■ WRITTEN TASK
Reproduce the passage about the number five word for word, from its title to its final sentence.

■ SUPPLIED TEXT
§ §

TRANSCENDENTALISING POETRY
Supposing your dog has five puppies. That's an easy number to reckon. After all, there are five fingers on most people's hands. No problem with that. It's all there in front of you. Five tiny adorable puppies, all doing what puppies like to do most - making sure they look cute for the camera. What could be simpler? But think of it for a moment. Five. What exactly is five? Well, I hear you reply, "Five is just five. What else do you want it to be?" If that is your answer, then perhaps you should think a little bit longer, for once you start examining five, you begin to realise that five is one of a series of numbers that stretches from nought to infinity and that it presupposes this series as its background. Without that potentially infinite series, five would simply collapse; it simply wouldn't be there. "But why bother," you continue, "if it enables us to count our adorable puppies?" Well, that's fine. No-one's asking you to go any further, but all you will have at the end of the day is an empirical number isolated from the series which ultimately makes it intelligible. This series, without which five could not exist, is what Kant might have called, the transcendental ground or horizon of five.

§ §

■ Element and region data
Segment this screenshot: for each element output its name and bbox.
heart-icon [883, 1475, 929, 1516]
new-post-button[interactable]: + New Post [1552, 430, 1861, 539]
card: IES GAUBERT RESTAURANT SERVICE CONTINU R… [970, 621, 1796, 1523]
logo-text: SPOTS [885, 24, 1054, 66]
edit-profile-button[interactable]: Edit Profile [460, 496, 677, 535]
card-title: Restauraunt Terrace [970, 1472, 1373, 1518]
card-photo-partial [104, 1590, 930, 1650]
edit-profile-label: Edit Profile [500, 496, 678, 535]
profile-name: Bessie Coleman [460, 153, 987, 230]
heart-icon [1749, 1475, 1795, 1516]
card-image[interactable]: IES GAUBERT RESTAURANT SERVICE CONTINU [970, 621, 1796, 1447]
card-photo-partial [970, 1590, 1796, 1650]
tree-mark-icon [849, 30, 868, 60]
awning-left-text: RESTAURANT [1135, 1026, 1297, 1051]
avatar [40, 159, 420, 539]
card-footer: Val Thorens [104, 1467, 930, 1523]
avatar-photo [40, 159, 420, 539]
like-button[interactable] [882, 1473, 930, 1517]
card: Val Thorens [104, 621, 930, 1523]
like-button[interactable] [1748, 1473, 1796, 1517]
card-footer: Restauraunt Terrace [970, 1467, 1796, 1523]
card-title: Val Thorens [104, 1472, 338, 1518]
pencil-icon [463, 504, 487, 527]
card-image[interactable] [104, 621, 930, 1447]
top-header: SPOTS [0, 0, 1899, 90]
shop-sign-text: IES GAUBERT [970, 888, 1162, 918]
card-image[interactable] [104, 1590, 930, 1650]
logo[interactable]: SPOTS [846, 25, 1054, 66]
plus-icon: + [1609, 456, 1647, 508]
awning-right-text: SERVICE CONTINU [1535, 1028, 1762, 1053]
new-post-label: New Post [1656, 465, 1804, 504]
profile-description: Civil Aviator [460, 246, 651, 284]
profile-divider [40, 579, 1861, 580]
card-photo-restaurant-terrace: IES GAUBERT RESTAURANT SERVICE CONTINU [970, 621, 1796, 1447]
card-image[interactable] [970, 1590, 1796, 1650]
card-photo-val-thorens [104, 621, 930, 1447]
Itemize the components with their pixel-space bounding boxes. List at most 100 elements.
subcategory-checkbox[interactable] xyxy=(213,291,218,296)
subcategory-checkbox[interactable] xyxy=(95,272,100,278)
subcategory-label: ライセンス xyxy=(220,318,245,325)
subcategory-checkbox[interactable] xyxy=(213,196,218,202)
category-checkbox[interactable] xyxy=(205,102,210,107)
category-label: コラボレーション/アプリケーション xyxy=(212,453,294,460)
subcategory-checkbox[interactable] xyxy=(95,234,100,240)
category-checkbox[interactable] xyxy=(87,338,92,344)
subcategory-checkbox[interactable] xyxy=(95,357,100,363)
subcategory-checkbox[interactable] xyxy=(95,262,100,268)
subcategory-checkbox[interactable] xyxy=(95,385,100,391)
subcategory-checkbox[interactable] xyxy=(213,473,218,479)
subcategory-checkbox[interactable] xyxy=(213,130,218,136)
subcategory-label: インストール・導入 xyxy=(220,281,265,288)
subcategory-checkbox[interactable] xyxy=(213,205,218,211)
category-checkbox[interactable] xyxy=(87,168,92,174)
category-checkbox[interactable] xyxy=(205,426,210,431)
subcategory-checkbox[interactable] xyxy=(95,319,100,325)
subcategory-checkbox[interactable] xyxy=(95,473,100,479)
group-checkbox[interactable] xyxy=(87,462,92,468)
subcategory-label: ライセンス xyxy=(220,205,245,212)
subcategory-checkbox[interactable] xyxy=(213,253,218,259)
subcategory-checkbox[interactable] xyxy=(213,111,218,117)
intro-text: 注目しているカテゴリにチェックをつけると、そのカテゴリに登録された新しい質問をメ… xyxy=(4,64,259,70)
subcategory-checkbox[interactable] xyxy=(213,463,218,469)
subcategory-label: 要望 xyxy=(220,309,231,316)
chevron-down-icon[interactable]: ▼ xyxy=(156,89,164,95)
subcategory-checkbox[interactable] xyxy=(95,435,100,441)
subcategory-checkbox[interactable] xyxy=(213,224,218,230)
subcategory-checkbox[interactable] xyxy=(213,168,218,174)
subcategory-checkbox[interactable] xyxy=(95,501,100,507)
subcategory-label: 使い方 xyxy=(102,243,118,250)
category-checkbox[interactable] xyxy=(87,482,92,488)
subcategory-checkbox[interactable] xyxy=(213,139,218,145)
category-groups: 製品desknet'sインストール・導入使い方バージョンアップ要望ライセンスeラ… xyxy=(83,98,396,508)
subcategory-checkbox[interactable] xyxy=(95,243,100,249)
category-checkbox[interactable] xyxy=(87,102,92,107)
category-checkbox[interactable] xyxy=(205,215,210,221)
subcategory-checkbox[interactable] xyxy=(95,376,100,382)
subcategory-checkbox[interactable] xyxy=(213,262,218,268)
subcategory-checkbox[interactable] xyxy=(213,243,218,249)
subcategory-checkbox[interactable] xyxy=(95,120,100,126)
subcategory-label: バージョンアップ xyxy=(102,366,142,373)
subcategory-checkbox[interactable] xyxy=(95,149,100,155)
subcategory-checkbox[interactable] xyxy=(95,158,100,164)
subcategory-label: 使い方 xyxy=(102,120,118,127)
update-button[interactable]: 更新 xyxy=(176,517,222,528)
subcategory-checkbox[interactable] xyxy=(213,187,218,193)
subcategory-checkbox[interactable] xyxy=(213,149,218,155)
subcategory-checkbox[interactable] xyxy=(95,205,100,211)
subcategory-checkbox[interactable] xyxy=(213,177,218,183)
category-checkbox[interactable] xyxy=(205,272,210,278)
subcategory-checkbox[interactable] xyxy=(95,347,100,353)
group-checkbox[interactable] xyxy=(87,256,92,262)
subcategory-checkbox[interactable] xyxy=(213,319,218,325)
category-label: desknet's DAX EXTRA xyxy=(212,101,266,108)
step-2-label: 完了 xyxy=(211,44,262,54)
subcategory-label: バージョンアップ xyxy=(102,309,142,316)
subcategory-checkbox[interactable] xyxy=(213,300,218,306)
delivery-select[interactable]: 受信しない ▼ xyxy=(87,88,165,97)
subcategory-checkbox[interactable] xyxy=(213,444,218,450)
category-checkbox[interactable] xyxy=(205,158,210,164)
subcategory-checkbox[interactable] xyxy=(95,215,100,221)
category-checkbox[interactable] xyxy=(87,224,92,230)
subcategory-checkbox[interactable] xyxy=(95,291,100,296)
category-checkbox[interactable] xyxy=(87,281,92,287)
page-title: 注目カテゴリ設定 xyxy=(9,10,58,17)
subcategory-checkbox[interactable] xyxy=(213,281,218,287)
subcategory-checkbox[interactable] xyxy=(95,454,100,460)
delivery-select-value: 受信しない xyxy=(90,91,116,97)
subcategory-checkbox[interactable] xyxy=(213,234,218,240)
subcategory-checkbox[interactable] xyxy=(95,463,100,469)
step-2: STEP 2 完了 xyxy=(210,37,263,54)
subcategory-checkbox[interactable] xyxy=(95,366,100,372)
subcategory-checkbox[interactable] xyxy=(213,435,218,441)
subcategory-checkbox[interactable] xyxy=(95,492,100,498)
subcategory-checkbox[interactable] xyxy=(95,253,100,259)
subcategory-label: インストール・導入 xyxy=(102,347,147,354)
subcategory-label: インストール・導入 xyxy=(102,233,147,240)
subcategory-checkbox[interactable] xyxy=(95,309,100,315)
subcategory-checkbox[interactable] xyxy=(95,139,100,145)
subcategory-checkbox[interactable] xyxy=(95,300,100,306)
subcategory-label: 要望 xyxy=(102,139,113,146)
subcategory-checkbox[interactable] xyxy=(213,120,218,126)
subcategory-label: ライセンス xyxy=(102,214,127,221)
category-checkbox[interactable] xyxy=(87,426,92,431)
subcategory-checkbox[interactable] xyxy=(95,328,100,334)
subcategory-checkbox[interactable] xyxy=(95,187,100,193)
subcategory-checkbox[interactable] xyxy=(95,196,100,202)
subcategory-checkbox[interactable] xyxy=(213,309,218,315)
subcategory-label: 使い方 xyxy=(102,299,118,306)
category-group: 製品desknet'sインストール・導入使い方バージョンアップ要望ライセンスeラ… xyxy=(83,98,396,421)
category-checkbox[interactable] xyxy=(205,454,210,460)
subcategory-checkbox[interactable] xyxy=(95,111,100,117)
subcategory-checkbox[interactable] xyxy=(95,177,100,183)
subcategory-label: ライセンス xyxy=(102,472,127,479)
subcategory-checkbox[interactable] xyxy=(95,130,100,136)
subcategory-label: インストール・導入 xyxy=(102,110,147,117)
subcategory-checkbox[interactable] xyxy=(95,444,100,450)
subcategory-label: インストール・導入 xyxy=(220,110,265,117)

§ §

■ WRITTEN ANSWER
TRANSCENDENTALISING POETRY
Supposing your dog has five puppies. That's an easy number to reckon. After all, there are five fingers on most people's hands. No problem with that. It's all there in front of you. Five tiny adorable puppies, all doing what puppies like to do most - making sure they look cute for the camera. What could be simpler? But think of it for a moment. Five. What exactly is five? Well, I hear you reply, "Five is just five. What else do you want it to be?" If that is your answer, then perhaps you should think a little bit longer, for once you start examining five, you begin to realise that five is one of a series of numbers that stretches from nought to infinity and that it presupposes this series as its background. Without that potentially infinite series, five would simply collapse; it simply wouldn't be there. "But why bother," you continue, "if it enables us to count our adorable puppies?" Well, that's fine. No-one's asking you to go any further, but all you will have at the end of the day is an empirical number isolated from the series which ultimately makes it intelligible. This series, without which five could not exist, is what Kant might have called, the transcendental ground or horizon of five.